Starting with the line that holds "Give me a plain-text", copy out each remaining line of the listing below, up to and including the last one, and include nothing else.
========
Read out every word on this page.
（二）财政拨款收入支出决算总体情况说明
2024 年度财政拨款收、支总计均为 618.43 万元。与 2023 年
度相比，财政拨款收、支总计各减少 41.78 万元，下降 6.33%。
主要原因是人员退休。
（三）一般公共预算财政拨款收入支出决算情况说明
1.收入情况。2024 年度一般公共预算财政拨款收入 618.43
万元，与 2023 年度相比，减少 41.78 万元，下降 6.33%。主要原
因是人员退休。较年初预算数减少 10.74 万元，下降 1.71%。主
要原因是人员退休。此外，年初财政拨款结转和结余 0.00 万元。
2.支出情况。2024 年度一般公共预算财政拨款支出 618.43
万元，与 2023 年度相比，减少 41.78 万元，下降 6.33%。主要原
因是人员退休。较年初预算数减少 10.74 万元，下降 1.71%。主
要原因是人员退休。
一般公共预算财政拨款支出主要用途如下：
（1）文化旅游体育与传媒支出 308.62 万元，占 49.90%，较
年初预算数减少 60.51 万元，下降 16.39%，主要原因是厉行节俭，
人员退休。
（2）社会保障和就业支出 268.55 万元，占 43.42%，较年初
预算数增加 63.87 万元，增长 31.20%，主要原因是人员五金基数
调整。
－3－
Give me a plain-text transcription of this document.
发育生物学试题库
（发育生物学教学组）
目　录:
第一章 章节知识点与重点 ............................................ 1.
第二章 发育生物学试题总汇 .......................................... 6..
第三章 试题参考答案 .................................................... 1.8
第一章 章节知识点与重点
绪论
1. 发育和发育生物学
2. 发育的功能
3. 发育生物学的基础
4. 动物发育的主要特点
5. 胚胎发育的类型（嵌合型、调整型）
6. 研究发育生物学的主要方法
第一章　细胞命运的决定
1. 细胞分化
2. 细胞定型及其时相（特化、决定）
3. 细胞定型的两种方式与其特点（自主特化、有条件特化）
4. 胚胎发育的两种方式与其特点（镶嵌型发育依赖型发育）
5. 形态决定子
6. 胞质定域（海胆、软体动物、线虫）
========
■ **OUTPUT**:
Give me a plain-text transcription of this document.
发育生物学试题库
（发育生物学教学组）
目　录:
第一章 章节知识点与重点 ............................................ 1.
第二章 发育生物学试题总汇 .......................................... 6..
第三章 试题参考答案 .................................................... 1.8
第一章 章节知识点与重点
绪论
1. 发育和发育生物学
2. 发育的功能
3. 发育生物学的基础
4. 动物发育的主要特点
5. 胚胎发育的类型（嵌合型、调整型）
6. 研究发育生物学的主要方法
第一章　细胞命运的决定
1. 细胞分化
2. 细胞定型及其时相（特化、决定）
3. 细胞定型的两种方式与其特点（自主特化、有条件特化）
4. 胚胎发育的两种方式与其特点（镶嵌型发育依赖型发育）
5. 形态决定子
6. 胞质定域（海胆、软体动物、线虫）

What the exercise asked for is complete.